(Dataset excerpts)
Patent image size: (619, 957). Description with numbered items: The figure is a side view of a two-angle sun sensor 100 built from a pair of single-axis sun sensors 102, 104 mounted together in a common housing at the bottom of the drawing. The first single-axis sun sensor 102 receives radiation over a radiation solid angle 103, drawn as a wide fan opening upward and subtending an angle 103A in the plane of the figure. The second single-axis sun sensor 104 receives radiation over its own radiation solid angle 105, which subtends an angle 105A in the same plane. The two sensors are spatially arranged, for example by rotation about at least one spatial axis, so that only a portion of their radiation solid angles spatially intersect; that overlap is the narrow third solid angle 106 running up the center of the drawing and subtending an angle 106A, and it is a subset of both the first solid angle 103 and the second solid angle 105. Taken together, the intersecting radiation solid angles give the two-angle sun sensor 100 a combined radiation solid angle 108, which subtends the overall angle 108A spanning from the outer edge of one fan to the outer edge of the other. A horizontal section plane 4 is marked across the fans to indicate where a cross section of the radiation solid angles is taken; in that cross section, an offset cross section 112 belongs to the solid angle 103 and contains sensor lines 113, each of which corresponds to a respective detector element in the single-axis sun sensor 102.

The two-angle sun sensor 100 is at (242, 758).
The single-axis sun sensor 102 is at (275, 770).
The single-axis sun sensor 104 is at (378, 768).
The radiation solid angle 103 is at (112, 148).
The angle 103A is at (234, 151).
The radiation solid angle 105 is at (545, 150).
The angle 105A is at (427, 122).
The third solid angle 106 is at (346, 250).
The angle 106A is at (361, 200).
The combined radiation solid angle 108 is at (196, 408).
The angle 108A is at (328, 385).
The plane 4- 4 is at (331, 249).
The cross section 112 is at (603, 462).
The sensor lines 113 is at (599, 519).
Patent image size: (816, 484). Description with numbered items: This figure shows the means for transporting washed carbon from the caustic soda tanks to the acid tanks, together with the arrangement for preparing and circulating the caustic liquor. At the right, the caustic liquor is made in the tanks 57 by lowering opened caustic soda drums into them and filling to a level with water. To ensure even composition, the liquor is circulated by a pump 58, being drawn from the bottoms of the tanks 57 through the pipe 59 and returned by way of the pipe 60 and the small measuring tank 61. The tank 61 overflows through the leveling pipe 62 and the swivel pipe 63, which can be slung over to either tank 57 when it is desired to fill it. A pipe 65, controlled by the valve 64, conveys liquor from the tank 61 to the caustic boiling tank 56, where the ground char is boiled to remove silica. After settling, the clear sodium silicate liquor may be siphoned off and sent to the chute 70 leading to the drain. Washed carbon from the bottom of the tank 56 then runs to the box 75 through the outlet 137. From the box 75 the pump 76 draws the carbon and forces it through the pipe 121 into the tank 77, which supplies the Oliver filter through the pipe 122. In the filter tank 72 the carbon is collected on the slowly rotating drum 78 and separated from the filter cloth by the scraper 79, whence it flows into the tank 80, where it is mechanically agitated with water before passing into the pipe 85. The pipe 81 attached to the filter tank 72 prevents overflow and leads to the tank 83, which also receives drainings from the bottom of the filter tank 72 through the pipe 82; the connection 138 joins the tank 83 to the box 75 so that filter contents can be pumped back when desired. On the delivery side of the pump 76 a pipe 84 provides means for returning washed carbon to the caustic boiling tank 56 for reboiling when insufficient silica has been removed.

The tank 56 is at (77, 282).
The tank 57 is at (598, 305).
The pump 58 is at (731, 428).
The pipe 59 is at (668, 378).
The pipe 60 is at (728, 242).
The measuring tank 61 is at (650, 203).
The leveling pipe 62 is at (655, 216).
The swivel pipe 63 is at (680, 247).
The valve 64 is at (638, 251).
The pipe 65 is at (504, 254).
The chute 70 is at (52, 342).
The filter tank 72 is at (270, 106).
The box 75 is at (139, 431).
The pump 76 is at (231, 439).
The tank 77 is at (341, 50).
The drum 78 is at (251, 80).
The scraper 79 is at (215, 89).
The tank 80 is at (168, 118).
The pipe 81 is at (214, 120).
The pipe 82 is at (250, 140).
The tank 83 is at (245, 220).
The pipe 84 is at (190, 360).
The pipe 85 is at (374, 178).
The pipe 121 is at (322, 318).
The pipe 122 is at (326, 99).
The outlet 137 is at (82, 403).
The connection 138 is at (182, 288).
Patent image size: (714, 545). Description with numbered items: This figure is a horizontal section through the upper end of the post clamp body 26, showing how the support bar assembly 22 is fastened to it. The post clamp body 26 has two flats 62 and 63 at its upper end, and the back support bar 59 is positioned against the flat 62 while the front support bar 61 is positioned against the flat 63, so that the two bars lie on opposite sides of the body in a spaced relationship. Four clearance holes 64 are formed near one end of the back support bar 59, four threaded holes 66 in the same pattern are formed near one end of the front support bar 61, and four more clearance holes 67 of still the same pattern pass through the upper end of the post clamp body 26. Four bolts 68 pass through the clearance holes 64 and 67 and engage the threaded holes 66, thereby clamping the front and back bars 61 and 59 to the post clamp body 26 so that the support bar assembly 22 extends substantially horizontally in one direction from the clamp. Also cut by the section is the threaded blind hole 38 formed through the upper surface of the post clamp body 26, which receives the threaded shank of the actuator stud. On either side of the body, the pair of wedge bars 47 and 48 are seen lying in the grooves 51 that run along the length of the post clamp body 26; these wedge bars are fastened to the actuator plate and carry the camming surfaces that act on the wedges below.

### WORK INSTRUCTIONS
Gather every line from the entries above that contains the word 'single'.

### FINAL RESULT
Patent image size: (619, 957). Description with numbered items: The figure is a side view of a two-angle sun sensor 100 built from a pair of single-axis sun sensors 102, 104 mounted together in a common housing at the bottom of the drawing. The first single-axis sun sensor 102 receives radiation over a radiation solid angle 103, drawn as a wide fan opening upward and subtending an angle 103A in the plane of the figure. The second single-axis sun sensor 104 receives radiation over its own radiation solid angle 105, which subtends an angle 105A in the same plane. The two sensors are spatially arranged, for example by rotation about at least one spatial axis, so that only a portion of their radiation solid angles spatially intersect; that overlap is the narrow third solid angle 106 running up the center of the drawing and subtending an angle 106A, and it is a subset of both the first solid angle 103 and the second solid angle 105. Taken together, the intersecting radiation solid angles give the two-angle sun sensor 100 a combined radiation solid angle 108, which subtends the overall angle 108A spanning from the outer edge of one fan to the outer edge of the other. A horizontal section plane 4 is marked across the fans to indicate where a cross section of the radiation solid angles is taken; in that cross section, an offset cross section 112 belongs to the solid angle 103 and contains sensor lines 113, each of which corresponds to a respective detector element in the single-axis sun sensor 102.
The single-axis sun sensor 102 is at (275, 770).
The single-axis sun sensor 104 is at (378, 768).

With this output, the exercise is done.